▶ **To do**
Print the records below exactly as they appear.

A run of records
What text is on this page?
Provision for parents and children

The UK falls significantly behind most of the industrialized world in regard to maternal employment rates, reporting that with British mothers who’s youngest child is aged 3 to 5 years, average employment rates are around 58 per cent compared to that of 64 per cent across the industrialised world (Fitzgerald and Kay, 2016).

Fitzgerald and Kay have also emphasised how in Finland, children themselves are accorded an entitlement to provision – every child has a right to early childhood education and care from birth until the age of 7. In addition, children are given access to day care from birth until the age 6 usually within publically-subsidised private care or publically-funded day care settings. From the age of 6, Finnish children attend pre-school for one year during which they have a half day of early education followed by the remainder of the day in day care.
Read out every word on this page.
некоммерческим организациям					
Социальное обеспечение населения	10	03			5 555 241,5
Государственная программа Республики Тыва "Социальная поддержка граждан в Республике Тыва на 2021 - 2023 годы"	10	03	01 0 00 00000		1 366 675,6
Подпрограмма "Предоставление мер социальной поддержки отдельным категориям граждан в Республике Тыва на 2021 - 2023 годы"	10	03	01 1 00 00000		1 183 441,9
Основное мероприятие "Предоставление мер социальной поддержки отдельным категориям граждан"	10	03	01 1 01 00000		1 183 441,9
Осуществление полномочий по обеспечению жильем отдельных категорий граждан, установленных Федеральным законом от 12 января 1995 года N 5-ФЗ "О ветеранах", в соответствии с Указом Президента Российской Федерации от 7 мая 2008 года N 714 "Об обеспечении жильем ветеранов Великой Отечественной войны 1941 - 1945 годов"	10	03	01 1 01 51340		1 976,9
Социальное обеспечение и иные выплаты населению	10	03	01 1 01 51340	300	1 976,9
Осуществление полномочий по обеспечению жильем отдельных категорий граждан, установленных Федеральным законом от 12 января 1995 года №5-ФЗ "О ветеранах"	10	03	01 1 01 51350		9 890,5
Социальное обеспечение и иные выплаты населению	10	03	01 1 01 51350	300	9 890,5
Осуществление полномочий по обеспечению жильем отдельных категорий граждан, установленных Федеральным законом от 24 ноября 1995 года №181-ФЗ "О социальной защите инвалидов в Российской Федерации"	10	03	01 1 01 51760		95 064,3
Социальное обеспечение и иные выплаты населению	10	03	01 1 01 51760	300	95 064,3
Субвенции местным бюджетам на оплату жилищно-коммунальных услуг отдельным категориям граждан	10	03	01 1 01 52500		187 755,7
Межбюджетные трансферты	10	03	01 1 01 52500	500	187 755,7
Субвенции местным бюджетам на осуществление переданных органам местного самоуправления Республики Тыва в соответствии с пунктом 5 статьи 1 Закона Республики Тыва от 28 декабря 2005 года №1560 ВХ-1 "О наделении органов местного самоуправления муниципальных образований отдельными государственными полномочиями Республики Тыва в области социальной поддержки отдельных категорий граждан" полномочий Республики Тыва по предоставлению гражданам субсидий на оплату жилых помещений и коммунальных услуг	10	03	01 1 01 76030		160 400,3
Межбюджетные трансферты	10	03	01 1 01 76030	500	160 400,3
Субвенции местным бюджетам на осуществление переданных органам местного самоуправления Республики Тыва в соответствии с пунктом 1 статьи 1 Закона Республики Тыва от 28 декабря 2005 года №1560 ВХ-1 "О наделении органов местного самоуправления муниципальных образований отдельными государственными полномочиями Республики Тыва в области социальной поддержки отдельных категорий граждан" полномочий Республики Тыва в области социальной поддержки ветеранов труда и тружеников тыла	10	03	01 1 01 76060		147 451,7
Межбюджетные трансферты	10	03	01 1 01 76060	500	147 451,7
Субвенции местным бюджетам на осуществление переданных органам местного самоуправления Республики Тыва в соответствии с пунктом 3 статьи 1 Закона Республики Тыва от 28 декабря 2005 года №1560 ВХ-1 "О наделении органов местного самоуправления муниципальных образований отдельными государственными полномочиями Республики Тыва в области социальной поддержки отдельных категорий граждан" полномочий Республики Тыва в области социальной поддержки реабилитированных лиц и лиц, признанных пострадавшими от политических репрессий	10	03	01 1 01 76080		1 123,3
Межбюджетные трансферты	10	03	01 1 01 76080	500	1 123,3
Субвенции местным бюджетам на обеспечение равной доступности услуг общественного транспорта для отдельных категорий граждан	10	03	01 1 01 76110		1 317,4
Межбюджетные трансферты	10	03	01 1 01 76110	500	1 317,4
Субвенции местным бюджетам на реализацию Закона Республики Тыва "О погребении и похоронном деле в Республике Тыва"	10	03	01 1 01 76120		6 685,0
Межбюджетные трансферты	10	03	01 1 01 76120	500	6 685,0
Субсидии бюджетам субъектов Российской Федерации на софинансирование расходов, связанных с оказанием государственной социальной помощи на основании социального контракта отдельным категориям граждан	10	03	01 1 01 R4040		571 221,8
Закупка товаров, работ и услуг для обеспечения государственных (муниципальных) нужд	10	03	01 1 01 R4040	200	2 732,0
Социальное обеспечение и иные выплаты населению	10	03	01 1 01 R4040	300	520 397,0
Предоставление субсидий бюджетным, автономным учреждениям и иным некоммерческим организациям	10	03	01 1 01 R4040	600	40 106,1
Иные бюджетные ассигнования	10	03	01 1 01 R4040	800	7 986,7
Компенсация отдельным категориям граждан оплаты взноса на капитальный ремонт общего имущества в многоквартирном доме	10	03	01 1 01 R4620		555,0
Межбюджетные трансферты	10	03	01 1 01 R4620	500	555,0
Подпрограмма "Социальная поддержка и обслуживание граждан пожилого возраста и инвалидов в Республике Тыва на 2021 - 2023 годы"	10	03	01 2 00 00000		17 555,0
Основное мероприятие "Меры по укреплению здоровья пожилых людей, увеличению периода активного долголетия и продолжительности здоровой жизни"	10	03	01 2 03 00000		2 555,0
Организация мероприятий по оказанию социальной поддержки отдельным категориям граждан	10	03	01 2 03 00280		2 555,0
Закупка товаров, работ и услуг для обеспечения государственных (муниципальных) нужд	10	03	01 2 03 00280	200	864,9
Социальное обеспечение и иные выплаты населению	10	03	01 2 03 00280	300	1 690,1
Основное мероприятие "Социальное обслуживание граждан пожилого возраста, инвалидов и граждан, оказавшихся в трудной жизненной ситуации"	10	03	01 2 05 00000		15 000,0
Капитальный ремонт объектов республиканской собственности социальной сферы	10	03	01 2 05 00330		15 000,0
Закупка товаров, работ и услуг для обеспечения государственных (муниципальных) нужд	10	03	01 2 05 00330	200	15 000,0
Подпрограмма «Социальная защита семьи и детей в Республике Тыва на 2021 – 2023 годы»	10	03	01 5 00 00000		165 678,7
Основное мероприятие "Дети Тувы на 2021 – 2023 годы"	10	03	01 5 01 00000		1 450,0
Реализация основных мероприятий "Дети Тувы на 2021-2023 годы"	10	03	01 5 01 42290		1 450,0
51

▶ **Response for this exercise**
What text is on this page?
Provision for parents and children

The UK falls significantly behind most of the industrialized world in regard to maternal employment rates, reporting that with British mothers who’s youngest child is aged 3 to 5 years, average employment rates are around 58 per cent compared to that of 64 per cent across the industrialised world (Fitzgerald and Kay, 2016).

Fitzgerald and Kay have also emphasised how in Finland, children themselves are accorded an entitlement to provision – every child has a right to early childhood education and care from birth until the age of 7. In addition, children are given access to day care from birth until the age 6 usually within publically-subsidised private care or publically-funded day care settings. From the age of 6, Finnish children attend pre-school for one year during which they have a half day of early education followed by the remainder of the day in day care.
Read out every word on this page.
некоммерческим организациям					
Социальное обеспечение населения	10	03			5 555 241,5
Государственная программа Республики Тыва "Социальная поддержка граждан в Республике Тыва на 2021 - 2023 годы"	10	03	01 0 00 00000		1 366 675,6
Подпрограмма "Предоставление мер социальной поддержки отдельным категориям граждан в Республике Тыва на 2021 - 2023 годы"	10	03	01 1 00 00000		1 183 441,9
Основное мероприятие "Предоставление мер социальной поддержки отдельным категориям граждан"	10	03	01 1 01 00000		1 183 441,9
Осуществление полномочий по обеспечению жильем отдельных категорий граждан, установленных Федеральным законом от 12 января 1995 года N 5-ФЗ "О ветеранах", в соответствии с Указом Президента Российской Федерации от 7 мая 2008 года N 714 "Об обеспечении жильем ветеранов Великой Отечественной войны 1941 - 1945 годов"	10	03	01 1 01 51340		1 976,9
Социальное обеспечение и иные выплаты населению	10	03	01 1 01 51340	300	1 976,9
Осуществление полномочий по обеспечению жильем отдельных категорий граждан, установленных Федеральным законом от 12 января 1995 года №5-ФЗ "О ветеранах"	10	03	01 1 01 51350		9 890,5
Социальное обеспечение и иные выплаты населению	10	03	01 1 01 51350	300	9 890,5
Осуществление полномочий по обеспечению жильем отдельных категорий граждан, установленных Федеральным законом от 24 ноября 1995 года №181-ФЗ "О социальной защите инвалидов в Российской Федерации"	10	03	01 1 01 51760		95 064,3
Социальное обеспечение и иные выплаты населению	10	03	01 1 01 51760	300	95 064,3
Субвенции местным бюджетам на оплату жилищно-коммунальных услуг отдельным категориям граждан	10	03	01 1 01 52500		187 755,7
Межбюджетные трансферты	10	03	01 1 01 52500	500	187 755,7
Субвенции местным бюджетам на осуществление переданных органам местного самоуправления Республики Тыва в соответствии с пунктом 5 статьи 1 Закона Республики Тыва от 28 декабря 2005 года №1560 ВХ-1 "О наделении органов местного самоуправления муниципальных образований отдельными государственными полномочиями Республики Тыва в области социальной поддержки отдельных категорий граждан" полномочий Республики Тыва по предоставлению гражданам субсидий на оплату жилых помещений и коммунальных услуг	10	03	01 1 01 76030		160 400,3
Межбюджетные трансферты	10	03	01 1 01 76030	500	160 400,3
Субвенции местным бюджетам на осуществление переданных органам местного самоуправления Республики Тыва в соответствии с пунктом 1 статьи 1 Закона Республики Тыва от 28 декабря 2005 года №1560 ВХ-1 "О наделении органов местного самоуправления муниципальных образований отдельными государственными полномочиями Республики Тыва в области социальной поддержки отдельных категорий граждан" полномочий Республики Тыва в области социальной поддержки ветеранов труда и тружеников тыла	10	03	01 1 01 76060		147 451,7
Межбюджетные трансферты	10	03	01 1 01 76060	500	147 451,7
Субвенции местным бюджетам на осуществление переданных органам местного самоуправления Республики Тыва в соответствии с пунктом 3 статьи 1 Закона Республики Тыва от 28 декабря 2005 года №1560 ВХ-1 "О наделении органов местного самоуправления муниципальных образований отдельными государственными полномочиями Республики Тыва в области социальной поддержки отдельных категорий граждан" полномочий Республики Тыва в области социальной поддержки реабилитированных лиц и лиц, признанных пострадавшими от политических репрессий	10	03	01 1 01 76080		1 123,3
Межбюджетные трансферты	10	03	01 1 01 76080	500	1 123,3
Субвенции местным бюджетам на обеспечение равной доступности услуг общественного транспорта для отдельных категорий граждан	10	03	01 1 01 76110		1 317,4
Межбюджетные трансферты	10	03	01 1 01 76110	500	1 317,4
Субвенции местным бюджетам на реализацию Закона Республики Тыва "О погребении и похоронном деле в Республике Тыва"	10	03	01 1 01 76120		6 685,0
Межбюджетные трансферты	10	03	01 1 01 76120	500	6 685,0
Субсидии бюджетам субъектов Российской Федерации на софинансирование расходов, связанных с оказанием государственной социальной помощи на основании социального контракта отдельным категориям граждан	10	03	01 1 01 R4040		571 221,8
Закупка товаров, работ и услуг для обеспечения государственных (муниципальных) нужд	10	03	01 1 01 R4040	200	2 732,0
Социальное обеспечение и иные выплаты населению	10	03	01 1 01 R4040	300	520 397,0
Предоставление субсидий бюджетным, автономным учреждениям и иным некоммерческим организациям	10	03	01 1 01 R4040	600	40 106,1
Иные бюджетные ассигнования	10	03	01 1 01 R4040	800	7 986,7
Компенсация отдельным категориям граждан оплаты взноса на капитальный ремонт общего имущества в многоквартирном доме	10	03	01 1 01 R4620		555,0
Межбюджетные трансферты	10	03	01 1 01 R4620	500	555,0
Подпрограмма "Социальная поддержка и обслуживание граждан пожилого возраста и инвалидов в Республике Тыва на 2021 - 2023 годы"	10	03	01 2 00 00000		17 555,0
Основное мероприятие "Меры по укреплению здоровья пожилых людей, увеличению периода активного долголетия и продолжительности здоровой жизни"	10	03	01 2 03 00000		2 555,0
Организация мероприятий по оказанию социальной поддержки отдельным категориям граждан	10	03	01 2 03 00280		2 555,0
Закупка товаров, работ и услуг для обеспечения государственных (муниципальных) нужд	10	03	01 2 03 00280	200	864,9
Социальное обеспечение и иные выплаты населению	10	03	01 2 03 00280	300	1 690,1
Основное мероприятие "Социальное обслуживание граждан пожилого возраста, инвалидов и граждан, оказавшихся в трудной жизненной ситуации"	10	03	01 2 05 00000		15 000,0
Капитальный ремонт объектов республиканской собственности социальной сферы	10	03	01 2 05 00330		15 000,0
Закупка товаров, работ и услуг для обеспечения государственных (муниципальных) нужд	10	03	01 2 05 00330	200	15 000,0
Подпрограмма «Социальная защита семьи и детей в Республике Тыва на 2021 – 2023 годы»	10	03	01 5 00 00000		165 678,7
Основное мероприятие "Дети Тувы на 2021 – 2023 годы"	10	03	01 5 01 00000		1 450,0
Реализация основных мероприятий "Дети Тувы на 2021-2023 годы"	10	03	01 5 01 42290		1 450,0
51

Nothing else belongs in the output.